INSTRUCTION: Draw out every line with the word "Capital" from the listing below.

RECORDS SHOWN:

----------

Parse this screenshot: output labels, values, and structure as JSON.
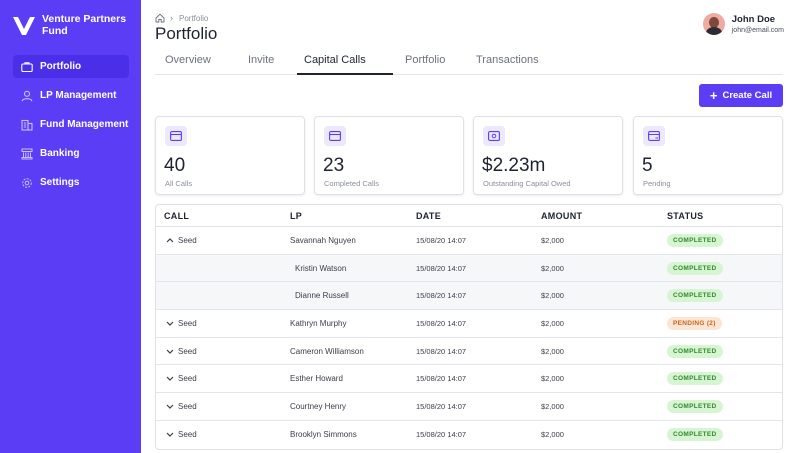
{
  "brand": {
    "name": "Venture Partners Fund",
    "logo_color": "#ffffff"
  },
  "sidebar": {
    "items": [
      {
        "label": "Portfolio",
        "icon": "briefcase-icon",
        "active": true
      },
      {
        "label": "LP Management",
        "icon": "user-icon",
        "active": false
      },
      {
        "label": "Fund Management",
        "icon": "building-icon",
        "active": false
      },
      {
        "label": "Banking",
        "icon": "bank-icon",
        "active": false
      },
      {
        "label": "Settings",
        "icon": "gear-icon",
        "active": false
      }
    ]
  },
  "header": {
    "breadcrumb": {
      "home_icon": "home-icon",
      "current": "Portfolio"
    },
    "title": "Portfolio",
    "user": {
      "name": "John Doe",
      "email": "john@email.com"
    }
  },
  "tabs": [
    {
      "label": "Overview",
      "active": false
    },
    {
      "label": "Invite",
      "active": false
    },
    {
      "label": "Capital Calls",
      "active": true
    },
    {
      "label": "Portfolio",
      "active": false
    },
    {
      "label": "Transactions",
      "active": false
    }
  ],
  "actions": {
    "create_call_label": "Create Call"
  },
  "stats": [
    {
      "value": "40",
      "label": "All Calls",
      "icon": "card-icon"
    },
    {
      "value": "23",
      "label": "Completed Calls",
      "icon": "card-icon"
    },
    {
      "value": "$2.23m",
      "label": "Outstanding Capital Owed",
      "icon": "money-icon"
    },
    {
      "value": "5",
      "label": "Pending",
      "icon": "card-pending-icon"
    }
  ],
  "table": {
    "columns": [
      "CALL",
      "LP",
      "DATE",
      "AMOUNT",
      "STATUS"
    ],
    "rows": [
      {
        "call": "Seed",
        "chevron": "up",
        "lp": "Savannah Nguyen",
        "date": "15/08/20 14:07",
        "amount": "$2,000",
        "status": "COMPLETED",
        "sub": false
      },
      {
        "call": "",
        "chevron": "",
        "lp": "Kristin Watson",
        "date": "15/08/20 14:07",
        "amount": "$2,000",
        "status": "COMPLETED",
        "sub": true
      },
      {
        "call": "",
        "chevron": "",
        "lp": "Dianne Russell",
        "date": "15/08/20 14:07",
        "amount": "$2,000",
        "status": "COMPLETED",
        "sub": true
      },
      {
        "call": "Seed",
        "chevron": "down",
        "lp": "Kathryn Murphy",
        "date": "15/08/20 14:07",
        "amount": "$2,000",
        "status": "PENDING (2)",
        "sub": false
      },
      {
        "call": "Seed",
        "chevron": "down",
        "lp": "Cameron Williamson",
        "date": "15/08/20 14:07",
        "amount": "$2,000",
        "status": "COMPLETED",
        "sub": false
      },
      {
        "call": "Seed",
        "chevron": "down",
        "lp": "Esther Howard",
        "date": "15/08/20 14:07",
        "amount": "$2,000",
        "status": "COMPLETED",
        "sub": false
      },
      {
        "call": "Seed",
        "chevron": "down",
        "lp": "Courtney Henry",
        "date": "15/08/20 14:07",
        "amount": "$2,000",
        "status": "COMPLETED",
        "sub": false
      },
      {
        "call": "Seed",
        "chevron": "down",
        "lp": "Brooklyn Simmons",
        "date": "15/08/20 14:07",
        "amount": "$2,000",
        "status": "COMPLETED",
        "sub": false
      }
    ]
  },
  "colors": {
    "accent": "#5b3df5",
    "completed_bg": "#d7f5d3",
    "completed_text": "#2f8a2a",
    "pending_bg": "#fde5d3",
    "pending_text": "#c1661f"
  }
}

----------

RESULT OF THE TASK:
      "label": "Capital Calls",
      "label": "Outstanding Capital Owed",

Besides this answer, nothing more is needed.